■ **抜粋文**
図2に示したコンテナ輸送車10もAGVとして構成されており、平床型のトラックのように、互いに分離した2つの荷台を有する。これらの荷台は前後に並んで配置されており、各荷台に1つのコンテナを載置することができるようになっている。あるいは、荷台を昇降装置を用いて昇降させることができるように設計してもよい。このような自動搬送車(AGV)又はコンテナ輸送車10は、当然のことながら、ガントリー昇降トロリーあるいはストラドルキャリアーとして設計することにより、コンテナを積み上げるのに適した構成とすることも可能である。
【0040】
埠頭1は、無人コンテナ輸送手段、すなわち、ストラドルキャリアーなどのAGVとして構成されたコンテナ輸送車10が用いられる少なくとも1つの自動コンテナ輸送エリアAと、有人コンテナ輸送手段が用いられる少なくとも1つの手動コンテナ輸送エリアBとに分かれている。

■ **練習問題 1**
抜粋文によると、埠頭1はどの2つのエリアに分かれていますか。

■ **データ抜粋**
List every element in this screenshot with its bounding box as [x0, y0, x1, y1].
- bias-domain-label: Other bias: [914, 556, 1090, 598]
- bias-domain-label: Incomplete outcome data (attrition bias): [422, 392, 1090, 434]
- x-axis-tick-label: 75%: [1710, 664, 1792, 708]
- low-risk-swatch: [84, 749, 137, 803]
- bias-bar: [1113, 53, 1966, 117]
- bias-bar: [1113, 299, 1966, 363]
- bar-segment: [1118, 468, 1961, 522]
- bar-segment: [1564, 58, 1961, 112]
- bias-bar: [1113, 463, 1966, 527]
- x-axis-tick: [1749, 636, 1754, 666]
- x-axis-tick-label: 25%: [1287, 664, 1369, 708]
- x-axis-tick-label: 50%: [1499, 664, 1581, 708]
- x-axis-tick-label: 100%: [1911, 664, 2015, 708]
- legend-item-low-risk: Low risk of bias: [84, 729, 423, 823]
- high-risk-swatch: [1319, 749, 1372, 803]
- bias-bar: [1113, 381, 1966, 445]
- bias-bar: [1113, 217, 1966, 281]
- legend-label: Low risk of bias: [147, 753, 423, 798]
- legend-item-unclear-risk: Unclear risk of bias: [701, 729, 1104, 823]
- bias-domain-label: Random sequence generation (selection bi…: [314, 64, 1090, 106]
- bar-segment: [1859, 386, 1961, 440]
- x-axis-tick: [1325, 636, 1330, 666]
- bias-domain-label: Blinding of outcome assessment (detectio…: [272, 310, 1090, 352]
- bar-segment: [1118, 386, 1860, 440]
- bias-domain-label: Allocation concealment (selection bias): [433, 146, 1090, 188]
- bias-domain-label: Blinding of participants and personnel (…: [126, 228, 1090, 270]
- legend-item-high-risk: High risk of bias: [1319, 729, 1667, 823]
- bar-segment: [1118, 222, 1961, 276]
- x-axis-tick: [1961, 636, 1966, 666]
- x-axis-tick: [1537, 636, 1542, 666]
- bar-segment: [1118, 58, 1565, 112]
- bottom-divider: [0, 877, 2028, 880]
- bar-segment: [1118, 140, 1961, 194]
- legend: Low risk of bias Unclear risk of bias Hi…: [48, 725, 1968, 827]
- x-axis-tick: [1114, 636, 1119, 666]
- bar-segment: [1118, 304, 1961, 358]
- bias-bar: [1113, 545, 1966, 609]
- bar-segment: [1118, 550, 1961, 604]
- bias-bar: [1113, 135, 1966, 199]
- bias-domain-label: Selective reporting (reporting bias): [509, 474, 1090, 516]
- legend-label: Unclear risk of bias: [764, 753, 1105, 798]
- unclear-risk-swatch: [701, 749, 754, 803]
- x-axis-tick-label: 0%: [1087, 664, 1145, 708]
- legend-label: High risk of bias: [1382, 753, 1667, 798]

■ **練習問題 2**
レコードの冒頭から「- low-risk-swatch: [84, 749, 137, 803]」を含む行までを、「bias-domain-label」を「domain-label」に置き換えて書き出してください。それ以外の部分は変えないでください。

■ **解答 1**
埠頭1は、無人コンテナ輸送手段が用いられる自動コンテナ輸送エリアAと、有人コンテナ輸送手段が用いられる手動コンテナ輸送エリアBに分かれています。

■ **解答 2**
List every element in this screenshot with its bounding box as [x0, y0, x1, y1].
- domain-label: Other bias: [914, 556, 1090, 598]
- domain-label: Incomplete outcome data (attrition bias): [422, 392, 1090, 434]
- x-axis-tick-label: 75%: [1710, 664, 1792, 708]
- low-risk-swatch: [84, 749, 137, 803]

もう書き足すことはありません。